▶ [Input rows]:
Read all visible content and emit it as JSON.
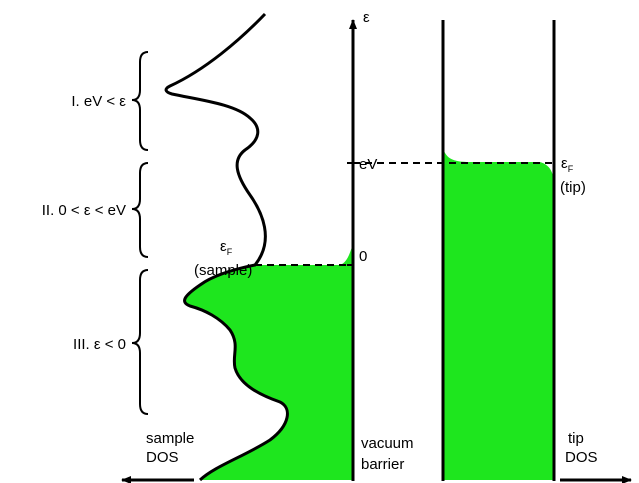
{
  "colors": {
    "filled_states": "#1ee61e",
    "line": "#000000",
    "background": "#ffffff"
  },
  "axis": {
    "energy_symbol": "ε",
    "tick_eV": "eV",
    "tick_zero": "0"
  },
  "regions": [
    {
      "label": "I.  eV < ε"
    },
    {
      "label": "II.  0 < ε < eV"
    },
    {
      "label": "III.  ε < 0"
    }
  ],
  "fermi_sample": {
    "symbol": "ε",
    "subscript": "F",
    "qualifier": "(sample)"
  },
  "fermi_tip": {
    "symbol": "ε",
    "subscript": "F",
    "qualifier": "(tip)"
  },
  "bottom_labels": {
    "sample_dos_line1": "sample",
    "sample_dos_line2": "DOS",
    "barrier_line1": "vacuum",
    "barrier_line2": "barrier",
    "tip_dos_line1": "tip",
    "tip_dos_line2": "DOS"
  }
}
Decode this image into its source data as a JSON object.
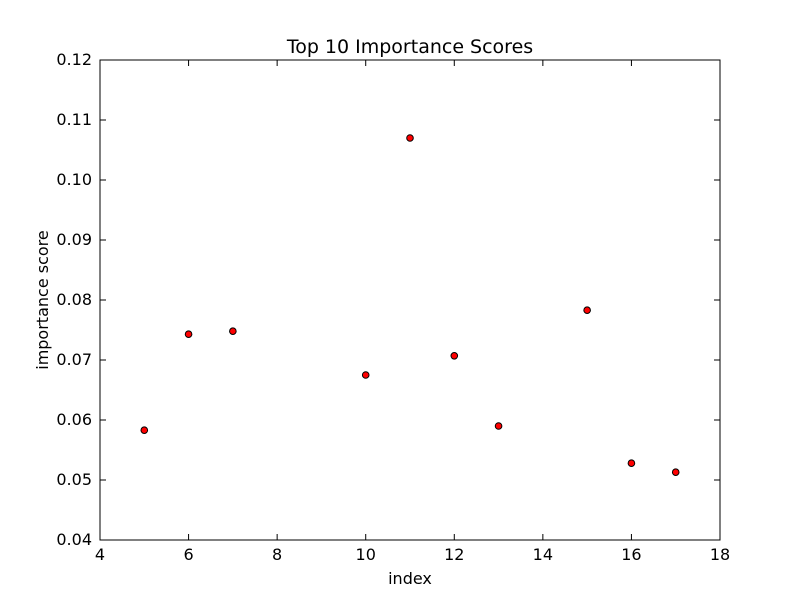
{
  "chart_data": {
    "type": "scatter",
    "title": "Top 10 Importance Scores",
    "xlabel": "index",
    "ylabel": "importance score",
    "xlim": [
      4,
      18
    ],
    "ylim": [
      0.04,
      0.12
    ],
    "x_ticks": [
      4,
      6,
      8,
      10,
      12,
      14,
      16,
      18
    ],
    "x_tick_labels": [
      "4",
      "6",
      "8",
      "10",
      "12",
      "14",
      "16",
      "18"
    ],
    "y_ticks": [
      0.04,
      0.05,
      0.06,
      0.07,
      0.08,
      0.09,
      0.1,
      0.11,
      0.12
    ],
    "y_tick_labels": [
      "0.04",
      "0.05",
      "0.06",
      "0.07",
      "0.08",
      "0.09",
      "0.10",
      "0.11",
      "0.12"
    ],
    "grid": false,
    "legend": "none",
    "marker_color": "#ff0000",
    "marker_edge_color": "#000000",
    "points": [
      {
        "x": 5,
        "y": 0.0583
      },
      {
        "x": 6,
        "y": 0.0743
      },
      {
        "x": 7,
        "y": 0.0748
      },
      {
        "x": 10,
        "y": 0.0675
      },
      {
        "x": 11,
        "y": 0.107
      },
      {
        "x": 12,
        "y": 0.0707
      },
      {
        "x": 13,
        "y": 0.059
      },
      {
        "x": 15,
        "y": 0.0783
      },
      {
        "x": 16,
        "y": 0.0528
      },
      {
        "x": 17,
        "y": 0.0513
      }
    ]
  }
}
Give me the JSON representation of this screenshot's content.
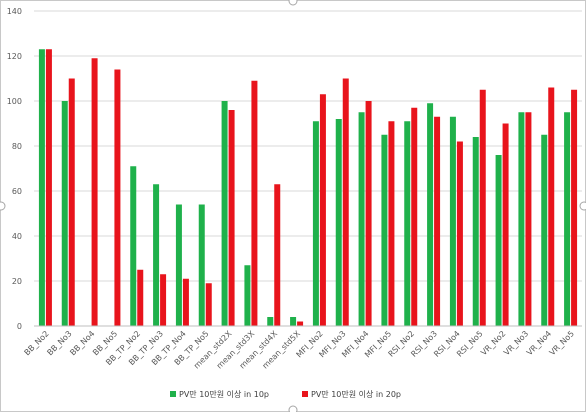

▶ [What the task asks]:
All preceding records should be duplicated verbatim, images excepted.

▶ [Final result]:
Read all visible content and emit it as JSON.
{
  "colors": {
    "filled_states": "#1ee61e",
    "line": "#000000",
    "background": "#ffffff"
  },
  "axis": {
    "energy_symbol": "ε",
    "tick_eV": "eV",
    "tick_zero": "0"
  },
  "regions": [
    {
      "label": "I.  eV < ε"
    },
    {
      "label": "II.  0 < ε < eV"
    },
    {
      "label": "III.  ε < 0"
    }
  ],
  "fermi_sample": {
    "symbol": "ε",
    "subscript": "F",
    "qualifier": "(sample)"
  },
  "fermi_tip": {
    "symbol": "ε",
    "subscript": "F",
    "qualifier": "(tip)"
  },
  "bottom_labels": {
    "sample_dos_line1": "sample",
    "sample_dos_line2": "DOS",
    "barrier_line1": "vacuum",
    "barrier_line2": "barrier",
    "tip_dos_line1": "tip",
    "tip_dos_line2": "DOS"
  }
}
Decode this image into its source data as a JSON object.
{
  "chart_data": {
    "type": "scatter",
    "title": "Top 10 Importance Scores",
    "xlabel": "index",
    "ylabel": "importance score",
    "xlim": [
      4,
      18
    ],
    "ylim": [
      0.04,
      0.12
    ],
    "x_ticks": [
      4,
      6,
      8,
      10,
      12,
      14,
      16,
      18
    ],
    "x_tick_labels": [
      "4",
      "6",
      "8",
      "10",
      "12",
      "14",
      "16",
      "18"
    ],
    "y_ticks": [
      0.04,
      0.05,
      0.06,
      0.07,
      0.08,
      0.09,
      0.1,
      0.11,
      0.12
    ],
    "y_tick_labels": [
      "0.04",
      "0.05",
      "0.06",
      "0.07",
      "0.08",
      "0.09",
      "0.10",
      "0.11",
      "0.12"
    ],
    "grid": false,
    "legend": "none",
    "marker_color": "#ff0000",
    "marker_edge_color": "#000000",
    "points": [
      {
        "x": 5,
        "y": 0.0583
      },
      {
        "x": 6,
        "y": 0.0743
      },
      {
        "x": 7,
        "y": 0.0748
      },
      {
        "x": 10,
        "y": 0.0675
      },
      {
        "x": 11,
        "y": 0.107
      },
      {
        "x": 12,
        "y": 0.0707
      },
      {
        "x": 13,
        "y": 0.059
      },
      {
        "x": 15,
        "y": 0.0783
      },
      {
        "x": 16,
        "y": 0.0528
      },
      {
        "x": 17,
        "y": 0.0513
      }
    ]
  }
}
Give me the JSON representation of this screenshot's content.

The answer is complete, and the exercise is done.